___ PROVIDED DATA

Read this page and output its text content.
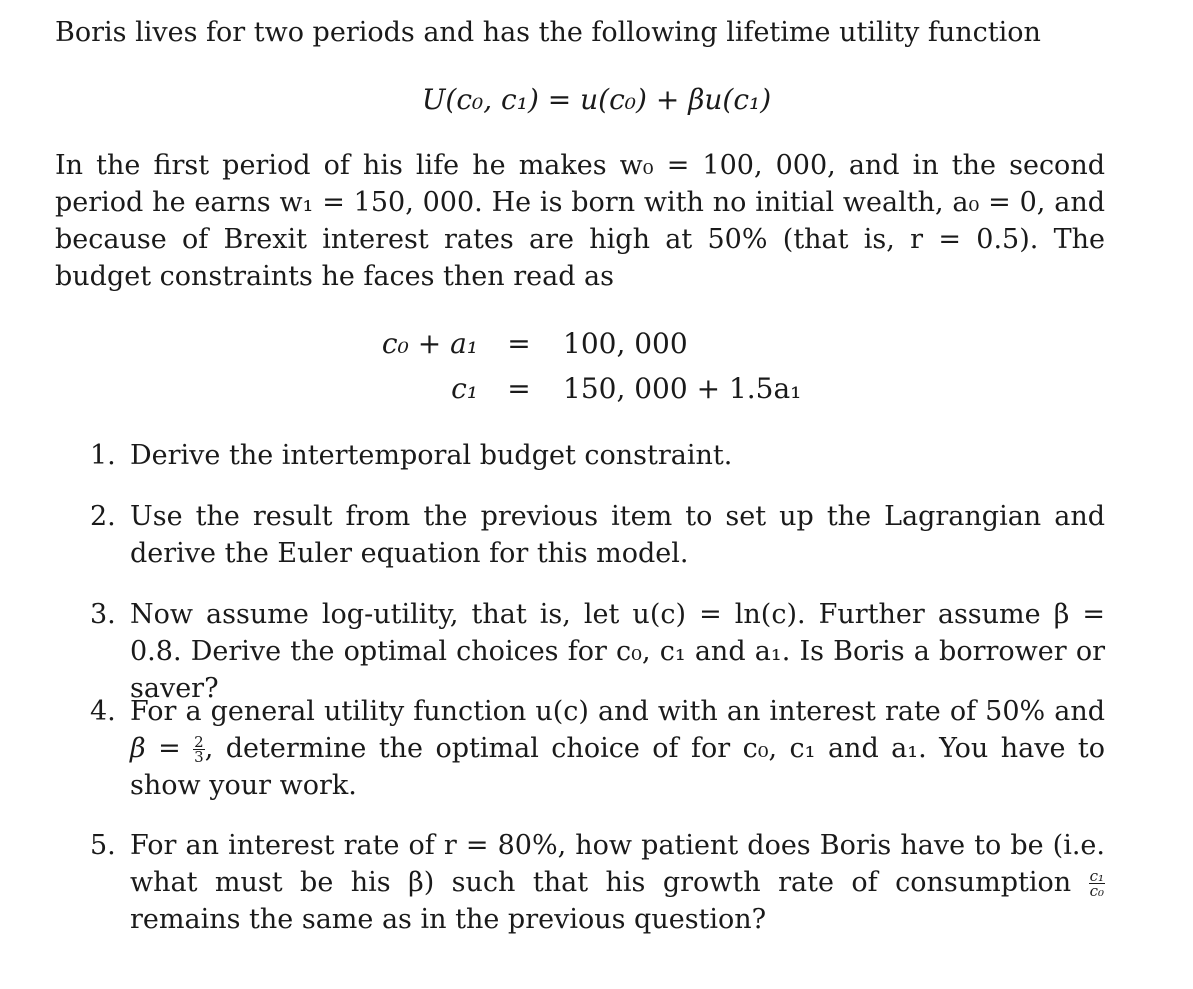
Boris lives for two periods and has the following lifetime utility function
U(c₀, c₁) = u(c₀) + βu(c₁)
In the first period of his life he makes w₀ = 100, 000, and in the second period he earns w₁ = 150, 000. He is born with no initial wealth, a₀ = 0, and because of Brexit interest rates are high at 50% (that is, r = 0.5). The budget constraints he faces then read as
c₀ + a₁ = 100, 000
c₁ = 150, 000 + 1.5a₁
1. Derive the intertemporal budget constraint.
2. Use the result from the previous item to set up the Lagrangian and derive the Euler equation for this model.
3. Now assume log-utility, that is, let u(c) = ln(c). Further assume β = 0.8. Derive the optimal choices for c₀, c₁ and a₁. Is Boris a borrower or saver?
4. For a general utility function u(c) and with an interest rate of 50% and $\beta = \frac{2}{3}$ , determine the optimal choice of for c₀, c₁ and a₁. You have to show your work.
5. For an interest rate of r = 80%, how patient does Boris have to be (i.e. what must be his β) such that his growth rate of consumption $\frac{\text{c₁}}{\text{c₀}}$
remains the same as in the previous question?
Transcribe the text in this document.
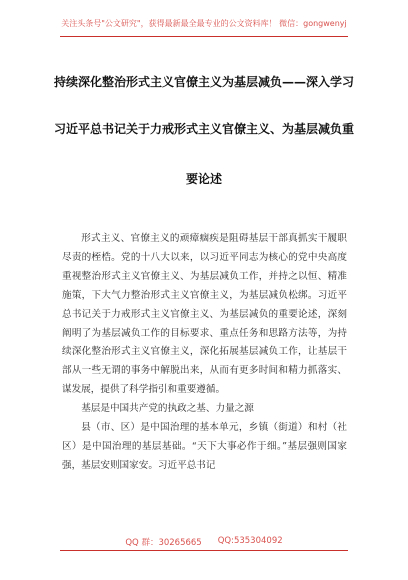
关注头条号"公文研究"，获得最新最全最专业的公文资料库！ 微信：gongwenyj
持续深化整治形式主义官僚主义为基层减负——深入学习
习近平总书记关于力戒形式主义官僚主义、为基层减负重
要论述

形式主义、官僚主义的顽瘴痼疾是阻碍基层干部真抓实干履职尽责的桎梏。党的十八大以来，以习近平同志为核心的党中央高度重视整治形式主义官僚主义、为基层减负工作，并持之以恒、精准施策，下大气力整治形式主义官僚主义，为基层减负松绑。习近平总书记关于力戒形式主义官僚主义、为基层减负的重要论述，深刻阐明了为基层减负工作的目标要求、重点任务和思路方法等，为持续深化整治形式主义官僚主义，深化拓展基层减负工作，让基层干部从一些无谓的事务中解脱出来，从而有更多时间和精力抓落实、谋发展，提供了科学指引和重要遵循。

基层是中国共产党的执政之基、力量之源

县（市、区）是中国治理的基本单元，乡镇（街道）和村（社区）是中国治理的基层基础。“天下大事必作于细。”基层强则国家强，基层安则国家安。习近平总书记

QQ 群：30265665 QQ:535304092
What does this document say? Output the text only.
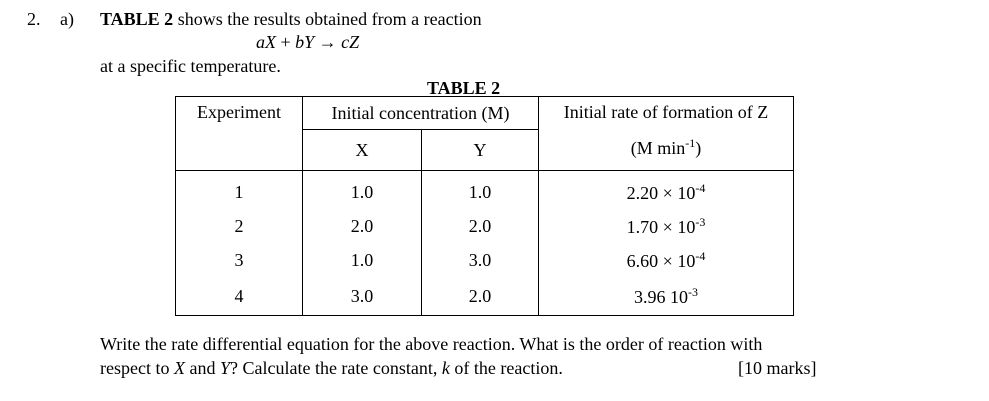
2. a) TABLE 2 shows the results obtained from a reaction
aX + bY → cZ
at a specific temperature.
TABLE 2
Experiment	Initial concentration (M)		Initial rate of formation of Z
(M $\min^{-1}$)

	X	Y	
1	1.0	1.0	$2.20 \times 10^{-4}$
2	2.0	2.0	$1.70 \times 10^{-3}$
3	1.0	3.0	$6.60 \times 10^{-4}$
4	3.0	2.0	3.96 $10^{-3}$
Write the rate differential equation for the above reaction. What is the order of reaction with
respect to X and Y? Calculate the rate constant, k of the reaction.	[10 marks]
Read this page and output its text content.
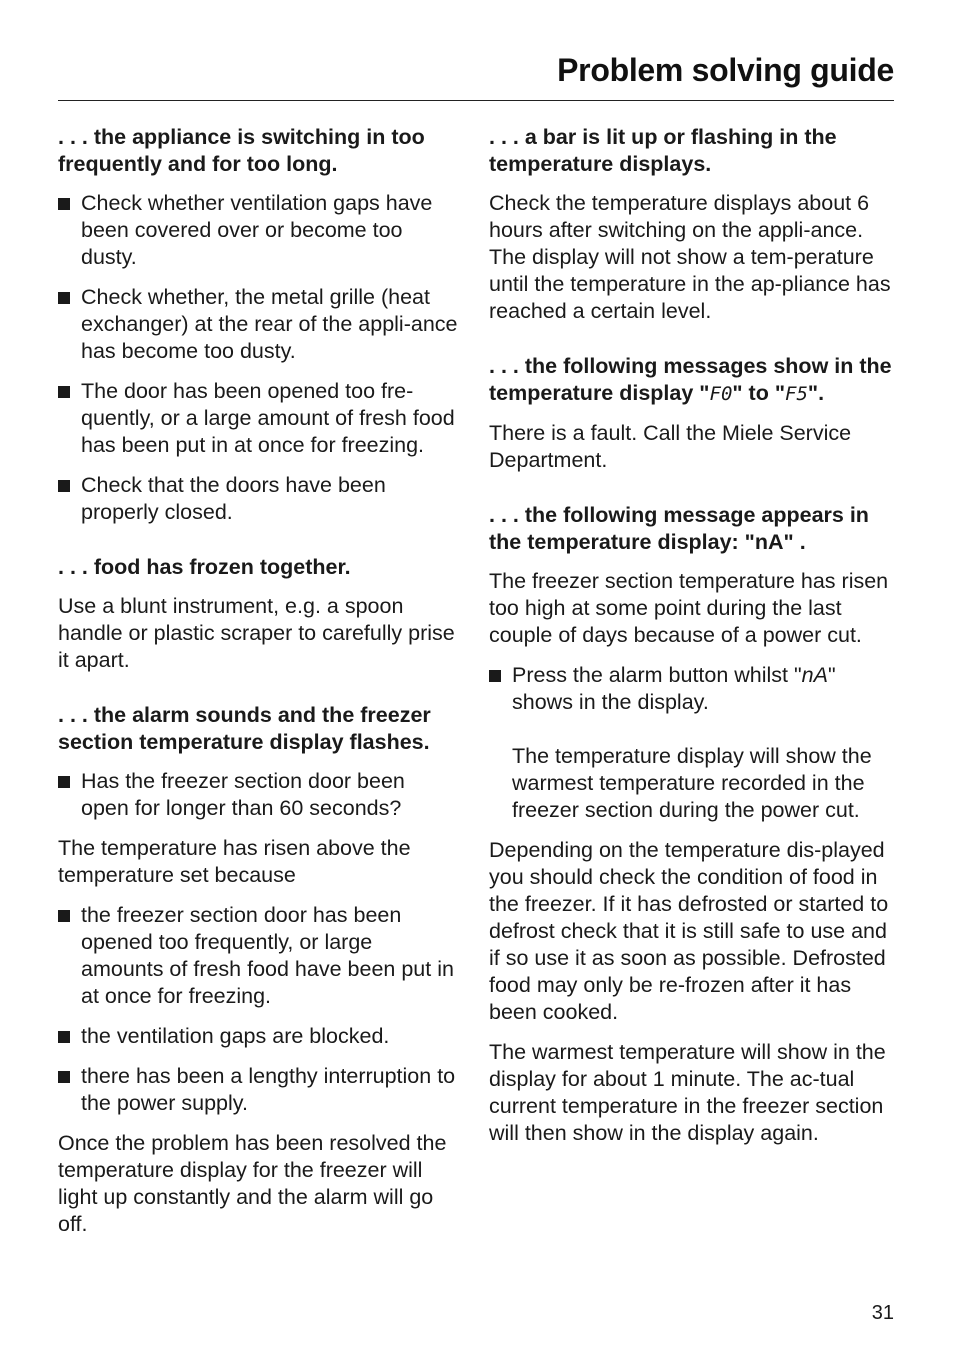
Problem solving guide
. . . the appliance is switching in too frequently and for too long.
Check whether ventilation gaps have been covered over or become too dusty.
Check whether, the metal grille (heat exchanger) at the rear of the appli-ance has become too dusty.
The door has been opened too fre-quently, or a large amount of fresh food has been put in at once for freezing.
Check that the doors have been properly closed.
. . . food has frozen together.

Use a blunt instrument, e.g. a spoon handle or plastic scraper to carefully prise it apart.

. . . the alarm sounds and the freezer section temperature display flashes.
Has the freezer section door been open for longer than 60 seconds?

The temperature has risen above the temperature set because

the freezer section door has been opened too frequently, or large amounts of fresh food have been put in at once for freezing.
the ventilation gaps are blocked.
there has been a lengthy interruption to the power supply.

Once the problem has been resolved the temperature display for the freezer will light up constantly and the alarm will go off.

. . . a bar is lit up or flashing in the temperature displays.

Check the temperature displays about 6 hours after switching on the appli-ance. The display will not show a tem-perature until the temperature in the ap-pliance has reached a certain level.

. . . the following messages show in the temperature display "F0" to "F5".

There is a fault. Call the Miele Service Department.

. . . the following message appears in the temperature display: "nA" .

The freezer section temperature has risen too high at some point during the last couple of days because of a power cut.

Press the alarm button whilst "nA" shows in the display.
The temperature display will show the warmest temperature recorded in the freezer section during the power cut.

Depending on the temperature dis-played you should check the condition of food in the freezer. If it has defrosted or started to defrost check that it is still safe to use and if so use it as soon as possible. Defrosted food may only be re-frozen after it has been cooked.

The warmest temperature will show in the display for about 1 minute. The ac-tual current temperature in the freezer section will then show in the display again.

31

______

TASK GOAL: Pull every line containing the word "document" out of the entries above.

ANSWER FOR THIS EXERCISE:
Transcribe the text in this document.
What does this document say? Output the text only.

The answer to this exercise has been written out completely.